PROMPT. Reproduce all of the data that follows, character for character.

MATERIAL.
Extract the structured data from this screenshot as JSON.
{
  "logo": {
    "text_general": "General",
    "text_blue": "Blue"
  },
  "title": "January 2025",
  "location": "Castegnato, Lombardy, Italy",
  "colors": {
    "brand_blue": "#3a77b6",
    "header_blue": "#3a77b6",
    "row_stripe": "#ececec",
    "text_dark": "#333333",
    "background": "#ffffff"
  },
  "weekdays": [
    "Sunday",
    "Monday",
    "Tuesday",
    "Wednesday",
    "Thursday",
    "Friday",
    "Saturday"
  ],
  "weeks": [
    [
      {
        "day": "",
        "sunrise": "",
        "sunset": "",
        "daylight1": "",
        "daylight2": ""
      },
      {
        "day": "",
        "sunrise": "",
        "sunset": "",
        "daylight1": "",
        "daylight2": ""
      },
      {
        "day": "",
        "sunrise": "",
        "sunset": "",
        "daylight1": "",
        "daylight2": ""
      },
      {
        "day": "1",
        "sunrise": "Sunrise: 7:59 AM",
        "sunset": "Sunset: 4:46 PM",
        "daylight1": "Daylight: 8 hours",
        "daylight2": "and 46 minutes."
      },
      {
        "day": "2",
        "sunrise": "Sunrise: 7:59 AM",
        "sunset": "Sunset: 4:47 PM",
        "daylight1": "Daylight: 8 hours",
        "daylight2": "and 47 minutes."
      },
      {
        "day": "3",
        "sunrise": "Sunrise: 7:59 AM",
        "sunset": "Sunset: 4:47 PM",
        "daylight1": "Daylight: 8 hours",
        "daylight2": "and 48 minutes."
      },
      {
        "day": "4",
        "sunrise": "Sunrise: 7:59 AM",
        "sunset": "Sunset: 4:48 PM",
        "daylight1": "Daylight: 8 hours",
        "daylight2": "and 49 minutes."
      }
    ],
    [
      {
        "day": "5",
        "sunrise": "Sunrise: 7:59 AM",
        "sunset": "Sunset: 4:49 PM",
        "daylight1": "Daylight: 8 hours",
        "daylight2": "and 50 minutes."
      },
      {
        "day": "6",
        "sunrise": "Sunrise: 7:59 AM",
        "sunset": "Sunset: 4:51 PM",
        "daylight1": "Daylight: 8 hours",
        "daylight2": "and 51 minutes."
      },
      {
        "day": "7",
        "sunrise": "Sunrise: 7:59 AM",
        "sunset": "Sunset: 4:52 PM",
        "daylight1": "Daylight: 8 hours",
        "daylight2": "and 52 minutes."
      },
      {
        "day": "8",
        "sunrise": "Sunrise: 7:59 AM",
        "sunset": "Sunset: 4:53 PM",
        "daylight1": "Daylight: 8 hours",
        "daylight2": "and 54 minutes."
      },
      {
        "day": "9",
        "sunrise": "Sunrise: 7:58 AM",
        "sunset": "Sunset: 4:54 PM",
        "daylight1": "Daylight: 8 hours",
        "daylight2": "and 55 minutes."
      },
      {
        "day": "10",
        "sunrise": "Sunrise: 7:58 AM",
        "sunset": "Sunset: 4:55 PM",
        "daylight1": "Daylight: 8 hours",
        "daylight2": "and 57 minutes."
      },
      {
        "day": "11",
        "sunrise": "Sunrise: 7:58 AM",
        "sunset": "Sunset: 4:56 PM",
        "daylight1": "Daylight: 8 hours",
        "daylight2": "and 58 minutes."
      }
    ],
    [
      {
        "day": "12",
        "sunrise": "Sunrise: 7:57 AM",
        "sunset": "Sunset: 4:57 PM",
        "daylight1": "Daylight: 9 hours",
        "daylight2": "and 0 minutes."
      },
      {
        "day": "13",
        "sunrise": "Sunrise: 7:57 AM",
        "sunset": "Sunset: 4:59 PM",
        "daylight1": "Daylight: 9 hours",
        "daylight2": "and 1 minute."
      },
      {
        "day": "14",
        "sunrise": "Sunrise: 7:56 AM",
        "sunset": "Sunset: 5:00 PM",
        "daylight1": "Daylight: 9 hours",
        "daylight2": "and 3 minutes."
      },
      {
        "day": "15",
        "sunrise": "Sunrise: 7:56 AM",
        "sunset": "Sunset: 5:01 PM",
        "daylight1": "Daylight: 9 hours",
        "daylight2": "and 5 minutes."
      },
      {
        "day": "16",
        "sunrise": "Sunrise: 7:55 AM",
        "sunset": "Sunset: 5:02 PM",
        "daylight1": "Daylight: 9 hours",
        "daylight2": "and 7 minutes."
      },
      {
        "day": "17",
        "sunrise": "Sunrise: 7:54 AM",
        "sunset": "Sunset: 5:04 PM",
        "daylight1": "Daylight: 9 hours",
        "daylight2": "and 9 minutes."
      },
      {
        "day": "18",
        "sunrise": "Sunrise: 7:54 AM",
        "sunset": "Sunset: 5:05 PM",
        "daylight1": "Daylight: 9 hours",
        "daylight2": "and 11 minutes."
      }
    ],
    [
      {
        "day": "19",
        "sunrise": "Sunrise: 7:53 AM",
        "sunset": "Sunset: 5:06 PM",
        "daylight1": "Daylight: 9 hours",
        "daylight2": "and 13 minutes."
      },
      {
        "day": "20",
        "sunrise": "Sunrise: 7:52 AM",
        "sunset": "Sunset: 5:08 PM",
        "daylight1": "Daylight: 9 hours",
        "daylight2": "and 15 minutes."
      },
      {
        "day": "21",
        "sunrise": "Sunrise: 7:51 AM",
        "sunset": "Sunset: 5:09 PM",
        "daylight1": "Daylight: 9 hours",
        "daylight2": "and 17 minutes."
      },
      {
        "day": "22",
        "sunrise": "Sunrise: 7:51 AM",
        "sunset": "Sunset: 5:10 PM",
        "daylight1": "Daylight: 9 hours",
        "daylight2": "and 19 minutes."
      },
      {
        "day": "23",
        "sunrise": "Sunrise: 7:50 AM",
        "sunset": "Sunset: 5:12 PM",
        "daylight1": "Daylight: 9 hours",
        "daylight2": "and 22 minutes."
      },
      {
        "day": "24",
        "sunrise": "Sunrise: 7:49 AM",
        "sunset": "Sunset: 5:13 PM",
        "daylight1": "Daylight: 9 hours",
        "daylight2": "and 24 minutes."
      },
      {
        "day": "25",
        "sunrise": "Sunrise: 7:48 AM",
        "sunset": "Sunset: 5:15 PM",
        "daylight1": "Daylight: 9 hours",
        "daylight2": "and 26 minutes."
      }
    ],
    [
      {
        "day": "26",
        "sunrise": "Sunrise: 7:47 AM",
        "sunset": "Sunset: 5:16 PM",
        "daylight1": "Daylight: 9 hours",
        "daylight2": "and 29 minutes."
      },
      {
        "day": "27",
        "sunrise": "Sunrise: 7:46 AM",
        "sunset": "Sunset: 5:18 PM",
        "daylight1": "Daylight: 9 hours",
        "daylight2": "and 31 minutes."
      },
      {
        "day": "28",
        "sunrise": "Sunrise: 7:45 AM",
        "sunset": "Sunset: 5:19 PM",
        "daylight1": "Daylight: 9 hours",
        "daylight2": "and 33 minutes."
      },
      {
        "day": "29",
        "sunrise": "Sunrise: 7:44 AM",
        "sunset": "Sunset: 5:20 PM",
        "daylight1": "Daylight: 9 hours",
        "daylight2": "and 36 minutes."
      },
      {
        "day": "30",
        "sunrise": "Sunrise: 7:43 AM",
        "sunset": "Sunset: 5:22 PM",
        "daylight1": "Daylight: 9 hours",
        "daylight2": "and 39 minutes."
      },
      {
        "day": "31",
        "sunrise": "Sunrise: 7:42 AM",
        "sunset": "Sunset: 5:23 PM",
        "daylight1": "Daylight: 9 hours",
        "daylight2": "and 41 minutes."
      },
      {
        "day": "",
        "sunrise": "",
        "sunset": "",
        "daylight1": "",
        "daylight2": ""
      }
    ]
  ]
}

CORRECT ANSWER.
Extract the structured data from this screenshot as JSON.
{
  "logo": {
    "text_general": "General",
    "text_blue": "Blue"
  },
  "title": "January 2025",
  "location": "Castegnato, Lombardy, Italy",
  "colors": {
    "brand_blue": "#3a77b6",
    "header_blue": "#3a77b6",
    "row_stripe": "#ececec",
    "text_dark": "#333333",
    "background": "#ffffff"
  },
  "weekdays": [
    "Sunday",
    "Monday",
    "Tuesday",
    "Wednesday",
    "Thursday",
    "Friday",
    "Saturday"
  ],
  "weeks": [
    [
      {
        "day": "",
        "sunrise": "",
        "sunset": "",
        "daylight1": "",
        "daylight2": ""
      },
      {
        "day": "",
        "sunrise": "",
        "sunset": "",
        "daylight1": "",
        "daylight2": ""
      },
      {
        "day": "",
        "sunrise": "",
        "sunset": "",
        "daylight1": "",
        "daylight2": ""
      },
      {
        "day": "1",
        "sunrise": "Sunrise: 7:59 AM",
        "sunset": "Sunset: 4:46 PM",
        "daylight1": "Daylight: 8 hours",
        "daylight2": "and 46 minutes."
      },
      {
        "day": "2",
        "sunrise": "Sunrise: 7:59 AM",
        "sunset": "Sunset: 4:47 PM",
        "daylight1": "Daylight: 8 hours",
        "daylight2": "and 47 minutes."
      },
      {
        "day": "3",
        "sunrise": "Sunrise: 7:59 AM",
        "sunset": "Sunset: 4:47 PM",
        "daylight1": "Daylight: 8 hours",
        "daylight2": "and 48 minutes."
      },
      {
        "day": "4",
        "sunrise": "Sunrise: 7:59 AM",
        "sunset": "Sunset: 4:48 PM",
        "daylight1": "Daylight: 8 hours",
        "daylight2": "and 49 minutes."
      }
    ],
    [
      {
        "day": "5",
        "sunrise": "Sunrise: 7:59 AM",
        "sunset": "Sunset: 4:49 PM",
        "daylight1": "Daylight: 8 hours",
        "daylight2": "and 50 minutes."
      },
      {
        "day": "6",
        "sunrise": "Sunrise: 7:59 AM",
        "sunset": "Sunset: 4:51 PM",
        "daylight1": "Daylight: 8 hours",
        "daylight2": "and 51 minutes."
      },
      {
        "day": "7",
        "sunrise": "Sunrise: 7:59 AM",
        "sunset": "Sunset: 4:52 PM",
        "daylight1": "Daylight: 8 hours",
        "daylight2": "and 52 minutes."
      },
      {
        "day": "8",
        "sunrise": "Sunrise: 7:59 AM",
        "sunset": "Sunset: 4:53 PM",
        "daylight1": "Daylight: 8 hours",
        "daylight2": "and 54 minutes."
      },
      {
        "day": "9",
        "sunrise": "Sunrise: 7:58 AM",
        "sunset": "Sunset: 4:54 PM",
        "daylight1": "Daylight: 8 hours",
        "daylight2": "and 55 minutes."
      },
      {
        "day": "10",
        "sunrise": "Sunrise: 7:58 AM",
        "sunset": "Sunset: 4:55 PM",
        "daylight1": "Daylight: 8 hours",
        "daylight2": "and 57 minutes."
      },
      {
        "day": "11",
        "sunrise": "Sunrise: 7:58 AM",
        "sunset": "Sunset: 4:56 PM",
        "daylight1": "Daylight: 8 hours",
        "daylight2": "and 58 minutes."
      }
    ],
    [
      {
        "day": "12",
        "sunrise": "Sunrise: 7:57 AM",
        "sunset": "Sunset: 4:57 PM",
        "daylight1": "Daylight: 9 hours",
        "daylight2": "and 0 minutes."
      },
      {
        "day": "13",
        "sunrise": "Sunrise: 7:57 AM",
        "sunset": "Sunset: 4:59 PM",
        "daylight1": "Daylight: 9 hours",
        "daylight2": "and 1 minute."
      },
      {
        "day": "14",
        "sunrise": "Sunrise: 7:56 AM",
        "sunset": "Sunset: 5:00 PM",
        "daylight1": "Daylight: 9 hours",
        "daylight2": "and 3 minutes."
      },
      {
        "day": "15",
        "sunrise": "Sunrise: 7:56 AM",
        "sunset": "Sunset: 5:01 PM",
        "daylight1": "Daylight: 9 hours",
        "daylight2": "and 5 minutes."
      },
      {
        "day": "16",
        "sunrise": "Sunrise: 7:55 AM",
        "sunset": "Sunset: 5:02 PM",
        "daylight1": "Daylight: 9 hours",
        "daylight2": "and 7 minutes."
      },
      {
        "day": "17",
        "sunrise": "Sunrise: 7:54 AM",
        "sunset": "Sunset: 5:04 PM",
        "daylight1": "Daylight: 9 hours",
        "daylight2": "and 9 minutes."
      },
      {
        "day": "18",
        "sunrise": "Sunrise: 7:54 AM",
        "sunset": "Sunset: 5:05 PM",
        "daylight1": "Daylight: 9 hours",
        "daylight2": "and 11 minutes."
      }
    ],
    [
      {
        "day": "19",
        "sunrise": "Sunrise: 7:53 AM",
        "sunset": "Sunset: 5:06 PM",
        "daylight1": "Daylight: 9 hours",
        "daylight2": "and 13 minutes."
      },
      {
        "day": "20",
        "sunrise": "Sunrise: 7:52 AM",
        "sunset": "Sunset: 5:08 PM",
        "daylight1": "Daylight: 9 hours",
        "daylight2": "and 15 minutes."
      },
      {
        "day": "21",
        "sunrise": "Sunrise: 7:51 AM",
        "sunset": "Sunset: 5:09 PM",
        "daylight1": "Daylight: 9 hours",
        "daylight2": "and 17 minutes."
      },
      {
        "day": "22",
        "sunrise": "Sunrise: 7:51 AM",
        "sunset": "Sunset: 5:10 PM",
        "daylight1": "Daylight: 9 hours",
        "daylight2": "and 19 minutes."
      },
      {
        "day": "23",
        "sunrise": "Sunrise: 7:50 AM",
        "sunset": "Sunset: 5:12 PM",
        "daylight1": "Daylight: 9 hours",
        "daylight2": "and 22 minutes."
      },
      {
        "day": "24",
        "sunrise": "Sunrise: 7:49 AM",
        "sunset": "Sunset: 5:13 PM",
        "daylight1": "Daylight: 9 hours",
        "daylight2": "and 24 minutes."
      },
      {
        "day": "25",
        "sunrise": "Sunrise: 7:48 AM",
        "sunset": "Sunset: 5:15 PM",
        "daylight1": "Daylight: 9 hours",
        "daylight2": "and 26 minutes."
      }
    ],
    [
      {
        "day": "26",
        "sunrise": "Sunrise: 7:47 AM",
        "sunset": "Sunset: 5:16 PM",
        "daylight1": "Daylight: 9 hours",
        "daylight2": "and 29 minutes."
      },
      {
        "day": "27",
        "sunrise": "Sunrise: 7:46 AM",
        "sunset": "Sunset: 5:18 PM",
        "daylight1": "Daylight: 9 hours",
        "daylight2": "and 31 minutes."
      },
      {
        "day": "28",
        "sunrise": "Sunrise: 7:45 AM",
        "sunset": "Sunset: 5:19 PM",
        "daylight1": "Daylight: 9 hours",
        "daylight2": "and 33 minutes."
      },
      {
        "day": "29",
        "sunrise": "Sunrise: 7:44 AM",
        "sunset": "Sunset: 5:20 PM",
        "daylight1": "Daylight: 9 hours",
        "daylight2": "and 36 minutes."
      },
      {
        "day": "30",
        "sunrise": "Sunrise: 7:43 AM",
        "sunset": "Sunset: 5:22 PM",
        "daylight1": "Daylight: 9 hours",
        "daylight2": "and 39 minutes."
      },
      {
        "day": "31",
        "sunrise": "Sunrise: 7:42 AM",
        "sunset": "Sunset: 5:23 PM",
        "daylight1": "Daylight: 9 hours",
        "daylight2": "and 41 minutes."
      },
      {
        "day": "",
        "sunrise": "",
        "sunset": "",
        "daylight1": "",
        "daylight2": ""
      }
    ]
  ]
}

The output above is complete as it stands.